__GIVEN INSTRUCTION__: Quote the items between the lines holding "svg-text:7: 7 [123, 299, 131, 315]" and "svg-text:7: 7 [483, 196, 491, 212]", inclusive, reproducing each line as it appears.

__DATA LINES__:

____________

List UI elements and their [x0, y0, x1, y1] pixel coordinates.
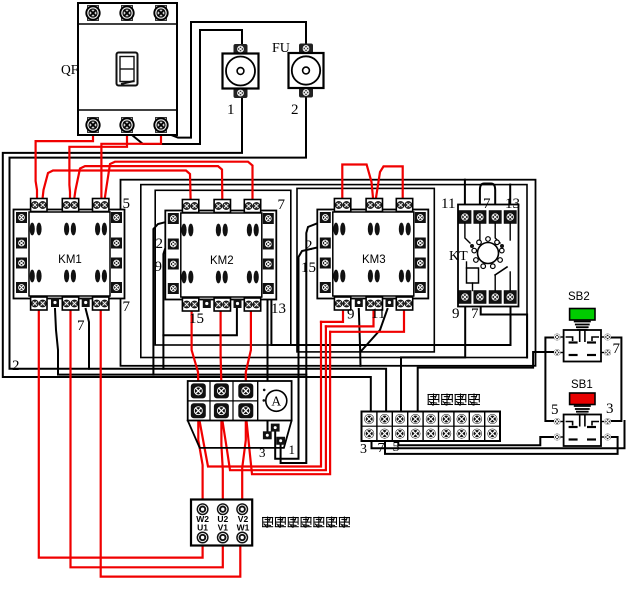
svg-text:7: 7 [123, 299, 131, 315]
svg-text:2: 2 [305, 238, 313, 254]
svg-text:9: 9 [347, 307, 355, 323]
svg-text:2: 2 [12, 358, 20, 374]
svg-text:3: 3 [360, 442, 367, 457]
svg-text:W1: W1 [237, 523, 250, 533]
svg-text:11: 11 [371, 306, 385, 322]
svg-text:A: A [271, 394, 281, 409]
svg-text:7: 7 [278, 197, 286, 213]
svg-text:SB1: SB1 [571, 379, 593, 391]
svg-text:5: 5 [551, 402, 559, 418]
svg-text:KM1: KM1 [58, 254, 82, 266]
svg-text:1: 1 [289, 442, 296, 457]
svg-text:15: 15 [189, 311, 204, 327]
svg-text:9: 9 [452, 306, 460, 322]
svg-text:1: 1 [227, 102, 235, 118]
svg-text:KM3: KM3 [362, 254, 386, 266]
svg-text:KT: KT [449, 249, 468, 264]
svg-text:13: 13 [505, 196, 520, 212]
svg-text:3: 3 [259, 445, 266, 460]
svg-text:13: 13 [271, 301, 286, 317]
svg-text:FU: FU [272, 41, 290, 56]
svg-text:SB2: SB2 [568, 291, 590, 303]
svg-text:7: 7 [77, 318, 85, 334]
svg-text:11: 11 [441, 196, 455, 212]
svg-text:QF: QF [61, 62, 79, 77]
svg-text:7: 7 [378, 441, 385, 456]
svg-text:V1: V1 [218, 523, 229, 533]
svg-text:5: 5 [393, 440, 400, 455]
svg-text:3: 3 [606, 401, 614, 417]
svg-text:KM2: KM2 [210, 255, 234, 267]
svg-text:7: 7 [483, 196, 491, 212]
svg-text:U1: U1 [197, 523, 208, 533]
svg-text:2: 2 [156, 236, 164, 252]
svg-text:7: 7 [613, 341, 621, 357]
svg-text:9: 9 [155, 259, 163, 275]
svg-text:5: 5 [123, 196, 131, 212]
svg-text:7: 7 [471, 306, 479, 322]
svg-text:15: 15 [301, 260, 316, 276]
svg-text:2: 2 [291, 102, 299, 118]
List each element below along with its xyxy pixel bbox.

____________

__REPLY__:
svg-text:7: 7 [123, 299, 131, 315]
svg-text:2: 2 [305, 238, 313, 254]
svg-text:9: 9 [347, 307, 355, 323]
svg-text:2: 2 [12, 358, 20, 374]
svg-text:3: 3 [360, 442, 367, 457]
svg-text:W1: W1 [237, 523, 250, 533]
svg-text:11: 11 [371, 306, 385, 322]
svg-text:A: A [271, 394, 281, 409]
svg-text:7: 7 [278, 197, 286, 213]
svg-text:SB1: SB1 [571, 379, 593, 391]
svg-text:5: 5 [551, 402, 559, 418]
svg-text:KM1: KM1 [58, 254, 82, 266]
svg-text:1: 1 [289, 442, 296, 457]
svg-text:15: 15 [189, 311, 204, 327]
svg-text:9: 9 [452, 306, 460, 322]
svg-text:1: 1 [227, 102, 235, 118]
svg-text:KM3: KM3 [362, 254, 386, 266]
svg-text:KT: KT [449, 249, 468, 264]
svg-text:13: 13 [505, 196, 520, 212]
svg-text:3: 3 [259, 445, 266, 460]
svg-text:13: 13 [271, 301, 286, 317]
svg-text:FU: FU [272, 41, 290, 56]
svg-text:SB2: SB2 [568, 291, 590, 303]
svg-text:7: 7 [77, 318, 85, 334]
svg-text:11: 11 [441, 196, 455, 212]
svg-text:QF: QF [61, 62, 79, 77]
svg-text:7: 7 [378, 441, 385, 456]
svg-text:V1: V1 [218, 523, 229, 533]
svg-text:5: 5 [393, 440, 400, 455]
svg-text:3: 3 [606, 401, 614, 417]
svg-text:KM2: KM2 [210, 255, 234, 267]
svg-text:7: 7 [483, 196, 491, 212]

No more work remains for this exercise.